## PROBLEM TO SOLVE
Repeat the listing in full. Nothing may be added or left out.

-- Begin DATA LINES --

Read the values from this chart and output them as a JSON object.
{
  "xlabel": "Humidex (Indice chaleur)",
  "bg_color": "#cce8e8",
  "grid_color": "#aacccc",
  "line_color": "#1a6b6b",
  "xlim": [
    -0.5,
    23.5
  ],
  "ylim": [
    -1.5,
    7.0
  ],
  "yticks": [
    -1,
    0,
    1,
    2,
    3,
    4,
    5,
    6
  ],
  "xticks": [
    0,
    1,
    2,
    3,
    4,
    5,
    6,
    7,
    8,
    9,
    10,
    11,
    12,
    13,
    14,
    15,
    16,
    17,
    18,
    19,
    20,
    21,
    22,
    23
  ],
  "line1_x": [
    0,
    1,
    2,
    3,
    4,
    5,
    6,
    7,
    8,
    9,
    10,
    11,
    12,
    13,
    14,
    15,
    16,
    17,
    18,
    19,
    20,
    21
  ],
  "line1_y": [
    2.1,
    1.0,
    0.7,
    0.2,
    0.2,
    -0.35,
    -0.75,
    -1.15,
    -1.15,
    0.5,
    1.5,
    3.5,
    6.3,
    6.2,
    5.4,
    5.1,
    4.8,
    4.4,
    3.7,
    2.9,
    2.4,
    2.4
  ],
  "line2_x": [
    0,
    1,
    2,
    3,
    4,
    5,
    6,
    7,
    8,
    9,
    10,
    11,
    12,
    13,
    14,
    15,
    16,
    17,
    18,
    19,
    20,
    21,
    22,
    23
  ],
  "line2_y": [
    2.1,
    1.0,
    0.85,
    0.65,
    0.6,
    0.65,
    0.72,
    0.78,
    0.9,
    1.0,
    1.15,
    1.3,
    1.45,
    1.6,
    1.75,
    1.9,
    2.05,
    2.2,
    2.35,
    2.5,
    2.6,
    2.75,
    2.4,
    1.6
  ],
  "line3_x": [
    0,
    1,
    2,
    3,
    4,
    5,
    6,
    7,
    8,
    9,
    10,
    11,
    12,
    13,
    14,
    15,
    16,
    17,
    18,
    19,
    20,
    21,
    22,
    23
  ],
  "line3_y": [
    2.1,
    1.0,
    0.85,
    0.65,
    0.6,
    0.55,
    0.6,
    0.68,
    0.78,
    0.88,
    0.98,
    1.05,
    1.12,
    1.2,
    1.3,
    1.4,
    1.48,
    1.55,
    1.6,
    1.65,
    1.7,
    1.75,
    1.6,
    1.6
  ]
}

-- End DATA LINES --

## FULL OUTPUT
Read the values from this chart and output them as a JSON object.
{
  "xlabel": "Humidex (Indice chaleur)",
  "bg_color": "#cce8e8",
  "grid_color": "#aacccc",
  "line_color": "#1a6b6b",
  "xlim": [
    -0.5,
    23.5
  ],
  "ylim": [
    -1.5,
    7.0
  ],
  "yticks": [
    -1,
    0,
    1,
    2,
    3,
    4,
    5,
    6
  ],
  "xticks": [
    0,
    1,
    2,
    3,
    4,
    5,
    6,
    7,
    8,
    9,
    10,
    11,
    12,
    13,
    14,
    15,
    16,
    17,
    18,
    19,
    20,
    21,
    22,
    23
  ],
  "line1_x": [
    0,
    1,
    2,
    3,
    4,
    5,
    6,
    7,
    8,
    9,
    10,
    11,
    12,
    13,
    14,
    15,
    16,
    17,
    18,
    19,
    20,
    21
  ],
  "line1_y": [
    2.1,
    1.0,
    0.7,
    0.2,
    0.2,
    -0.35,
    -0.75,
    -1.15,
    -1.15,
    0.5,
    1.5,
    3.5,
    6.3,
    6.2,
    5.4,
    5.1,
    4.8,
    4.4,
    3.7,
    2.9,
    2.4,
    2.4
  ],
  "line2_x": [
    0,
    1,
    2,
    3,
    4,
    5,
    6,
    7,
    8,
    9,
    10,
    11,
    12,
    13,
    14,
    15,
    16,
    17,
    18,
    19,
    20,
    21,
    22,
    23
  ],
  "line2_y": [
    2.1,
    1.0,
    0.85,
    0.65,
    0.6,
    0.65,
    0.72,
    0.78,
    0.9,
    1.0,
    1.15,
    1.3,
    1.45,
    1.6,
    1.75,
    1.9,
    2.05,
    2.2,
    2.35,
    2.5,
    2.6,
    2.75,
    2.4,
    1.6
  ],
  "line3_x": [
    0,
    1,
    2,
    3,
    4,
    5,
    6,
    7,
    8,
    9,
    10,
    11,
    12,
    13,
    14,
    15,
    16,
    17,
    18,
    19,
    20,
    21,
    22,
    23
  ],
  "line3_y": [
    2.1,
    1.0,
    0.85,
    0.65,
    0.6,
    0.55,
    0.6,
    0.68,
    0.78,
    0.88,
    0.98,
    1.05,
    1.12,
    1.2,
    1.3,
    1.4,
    1.48,
    1.55,
    1.6,
    1.65,
    1.7,
    1.75,
    1.6,
    1.6
  ]
}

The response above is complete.